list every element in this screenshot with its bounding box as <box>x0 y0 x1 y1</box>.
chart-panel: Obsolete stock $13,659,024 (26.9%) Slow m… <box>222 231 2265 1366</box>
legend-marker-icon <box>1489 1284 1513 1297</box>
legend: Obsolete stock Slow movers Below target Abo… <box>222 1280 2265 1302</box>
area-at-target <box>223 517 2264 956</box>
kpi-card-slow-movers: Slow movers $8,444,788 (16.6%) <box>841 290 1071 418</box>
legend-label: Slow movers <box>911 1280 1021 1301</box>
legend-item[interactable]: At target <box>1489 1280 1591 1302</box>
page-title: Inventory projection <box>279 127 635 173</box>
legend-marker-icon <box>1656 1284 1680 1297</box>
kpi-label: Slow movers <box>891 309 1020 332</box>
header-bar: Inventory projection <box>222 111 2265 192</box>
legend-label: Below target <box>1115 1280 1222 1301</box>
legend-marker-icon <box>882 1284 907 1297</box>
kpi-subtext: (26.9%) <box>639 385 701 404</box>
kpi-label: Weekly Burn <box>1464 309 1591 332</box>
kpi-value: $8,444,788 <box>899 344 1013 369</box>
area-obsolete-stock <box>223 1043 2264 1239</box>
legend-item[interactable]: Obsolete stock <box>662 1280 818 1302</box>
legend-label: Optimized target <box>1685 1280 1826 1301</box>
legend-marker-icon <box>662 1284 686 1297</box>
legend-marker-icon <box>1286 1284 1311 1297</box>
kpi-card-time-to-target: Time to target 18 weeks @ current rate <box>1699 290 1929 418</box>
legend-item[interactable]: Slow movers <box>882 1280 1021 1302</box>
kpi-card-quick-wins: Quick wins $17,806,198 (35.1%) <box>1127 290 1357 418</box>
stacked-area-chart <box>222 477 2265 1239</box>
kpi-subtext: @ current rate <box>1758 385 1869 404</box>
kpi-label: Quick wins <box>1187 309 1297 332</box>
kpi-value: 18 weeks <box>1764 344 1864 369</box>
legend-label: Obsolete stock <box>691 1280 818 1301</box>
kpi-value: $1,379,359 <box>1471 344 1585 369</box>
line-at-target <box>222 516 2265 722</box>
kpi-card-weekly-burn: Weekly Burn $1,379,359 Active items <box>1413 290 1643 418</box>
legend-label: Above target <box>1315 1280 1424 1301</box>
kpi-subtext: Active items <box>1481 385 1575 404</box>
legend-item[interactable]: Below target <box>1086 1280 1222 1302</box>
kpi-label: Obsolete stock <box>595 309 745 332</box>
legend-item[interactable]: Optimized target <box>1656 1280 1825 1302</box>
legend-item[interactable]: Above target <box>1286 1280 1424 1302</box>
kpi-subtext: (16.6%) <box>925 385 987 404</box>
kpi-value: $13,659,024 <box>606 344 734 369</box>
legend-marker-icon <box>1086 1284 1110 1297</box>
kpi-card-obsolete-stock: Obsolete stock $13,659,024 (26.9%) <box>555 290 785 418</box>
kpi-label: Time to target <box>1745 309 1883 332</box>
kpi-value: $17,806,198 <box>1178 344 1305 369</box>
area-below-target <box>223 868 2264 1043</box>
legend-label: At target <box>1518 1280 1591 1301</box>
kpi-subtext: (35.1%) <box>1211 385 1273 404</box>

※ ※ ※

CHALLENGE:
Return every item above unchanged, line for line, from first to last.

FINISHED TASK:
list every element in this screenshot with its bounding box as <box>x0 y0 x1 y1</box>.
chart-panel: Obsolete stock $13,659,024 (26.9%) Slow m… <box>222 231 2265 1366</box>
legend-marker-icon <box>1489 1284 1513 1297</box>
legend: Obsolete stock Slow movers Below target Abo… <box>222 1280 2265 1302</box>
area-at-target <box>223 517 2264 956</box>
kpi-card-slow-movers: Slow movers $8,444,788 (16.6%) <box>841 290 1071 418</box>
legend-label: Slow movers <box>911 1280 1021 1301</box>
legend-item[interactable]: At target <box>1489 1280 1591 1302</box>
page-title: Inventory projection <box>279 127 635 173</box>
legend-marker-icon <box>1656 1284 1680 1297</box>
kpi-label: Slow movers <box>891 309 1020 332</box>
header-bar: Inventory projection <box>222 111 2265 192</box>
legend-label: Below target <box>1115 1280 1222 1301</box>
legend-marker-icon <box>882 1284 907 1297</box>
kpi-subtext: (26.9%) <box>639 385 701 404</box>
kpi-label: Weekly Burn <box>1464 309 1591 332</box>
kpi-value: $8,444,788 <box>899 344 1013 369</box>
area-obsolete-stock <box>223 1043 2264 1239</box>
legend-item[interactable]: Obsolete stock <box>662 1280 818 1302</box>
legend-label: Optimized target <box>1685 1280 1826 1301</box>
legend-marker-icon <box>662 1284 686 1297</box>
legend-marker-icon <box>1286 1284 1311 1297</box>
kpi-card-time-to-target: Time to target 18 weeks @ current rate <box>1699 290 1929 418</box>
legend-item[interactable]: Slow movers <box>882 1280 1021 1302</box>
kpi-card-quick-wins: Quick wins $17,806,198 (35.1%) <box>1127 290 1357 418</box>
stacked-area-chart <box>222 477 2265 1239</box>
kpi-subtext: @ current rate <box>1758 385 1869 404</box>
kpi-label: Quick wins <box>1187 309 1297 332</box>
kpi-value: 18 weeks <box>1764 344 1864 369</box>
legend-label: Obsolete stock <box>691 1280 818 1301</box>
kpi-value: $1,379,359 <box>1471 344 1585 369</box>
line-at-target <box>222 516 2265 722</box>
kpi-card-weekly-burn: Weekly Burn $1,379,359 Active items <box>1413 290 1643 418</box>
legend-label: Above target <box>1315 1280 1424 1301</box>
kpi-subtext: Active items <box>1481 385 1575 404</box>
legend-item[interactable]: Below target <box>1086 1280 1222 1302</box>
kpi-label: Obsolete stock <box>595 309 745 332</box>
legend-item[interactable]: Optimized target <box>1656 1280 1825 1302</box>
legend-item[interactable]: Above target <box>1286 1280 1424 1302</box>
kpi-subtext: (16.6%) <box>925 385 987 404</box>
kpi-value: $13,659,024 <box>606 344 734 369</box>
legend-marker-icon <box>1086 1284 1110 1297</box>
kpi-card-obsolete-stock: Obsolete stock $13,659,024 (26.9%) <box>555 290 785 418</box>
kpi-label: Time to target <box>1745 309 1883 332</box>
kpi-value: $17,806,198 <box>1178 344 1305 369</box>
area-below-target <box>223 868 2264 1043</box>
legend-label: At target <box>1518 1280 1591 1301</box>
kpi-subtext: (35.1%) <box>1211 385 1273 404</box>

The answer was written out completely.